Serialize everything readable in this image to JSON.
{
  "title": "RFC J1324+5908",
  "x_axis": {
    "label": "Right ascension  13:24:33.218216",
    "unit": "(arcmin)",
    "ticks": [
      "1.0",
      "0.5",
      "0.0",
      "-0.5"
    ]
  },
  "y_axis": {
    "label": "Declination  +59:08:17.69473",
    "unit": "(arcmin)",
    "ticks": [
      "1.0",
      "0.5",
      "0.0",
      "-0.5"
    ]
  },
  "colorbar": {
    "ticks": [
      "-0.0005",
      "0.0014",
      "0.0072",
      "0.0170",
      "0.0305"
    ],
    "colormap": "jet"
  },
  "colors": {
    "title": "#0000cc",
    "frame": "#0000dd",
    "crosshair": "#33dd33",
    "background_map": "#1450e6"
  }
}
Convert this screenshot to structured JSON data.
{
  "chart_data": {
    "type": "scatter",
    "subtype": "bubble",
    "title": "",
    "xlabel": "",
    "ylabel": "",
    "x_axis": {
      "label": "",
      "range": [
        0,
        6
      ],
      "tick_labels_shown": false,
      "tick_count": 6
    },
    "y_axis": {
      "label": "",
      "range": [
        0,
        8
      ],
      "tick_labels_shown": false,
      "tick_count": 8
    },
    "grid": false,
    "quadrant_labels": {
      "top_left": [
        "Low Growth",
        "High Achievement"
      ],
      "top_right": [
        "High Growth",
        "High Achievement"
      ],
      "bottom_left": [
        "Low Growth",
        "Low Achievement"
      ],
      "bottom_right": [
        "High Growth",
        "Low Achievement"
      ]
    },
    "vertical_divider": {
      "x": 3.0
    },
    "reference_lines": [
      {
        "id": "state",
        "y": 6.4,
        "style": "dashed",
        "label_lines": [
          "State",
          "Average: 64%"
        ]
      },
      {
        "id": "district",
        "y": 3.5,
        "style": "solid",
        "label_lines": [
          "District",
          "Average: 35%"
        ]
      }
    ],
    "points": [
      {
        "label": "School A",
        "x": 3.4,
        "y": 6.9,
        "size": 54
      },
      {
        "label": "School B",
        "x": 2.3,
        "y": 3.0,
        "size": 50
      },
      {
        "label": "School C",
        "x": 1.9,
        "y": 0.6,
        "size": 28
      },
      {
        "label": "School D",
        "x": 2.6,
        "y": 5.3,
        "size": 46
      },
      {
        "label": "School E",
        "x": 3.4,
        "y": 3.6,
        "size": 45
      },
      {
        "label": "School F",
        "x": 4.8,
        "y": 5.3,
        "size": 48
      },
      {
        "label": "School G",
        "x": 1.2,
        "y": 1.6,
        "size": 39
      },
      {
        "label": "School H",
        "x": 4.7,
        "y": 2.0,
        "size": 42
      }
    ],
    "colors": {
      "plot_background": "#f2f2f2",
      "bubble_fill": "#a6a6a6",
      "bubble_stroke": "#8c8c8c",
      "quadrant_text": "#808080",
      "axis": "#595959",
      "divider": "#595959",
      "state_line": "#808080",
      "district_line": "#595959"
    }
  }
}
■ ■ ■ ■
Which lines in the listing above hold the word "this"? Show each of them.

> _WRITTEN SOLUTION_:
Serialize everything readable in this image to JSON.
Convert this screenshot to structured JSON data.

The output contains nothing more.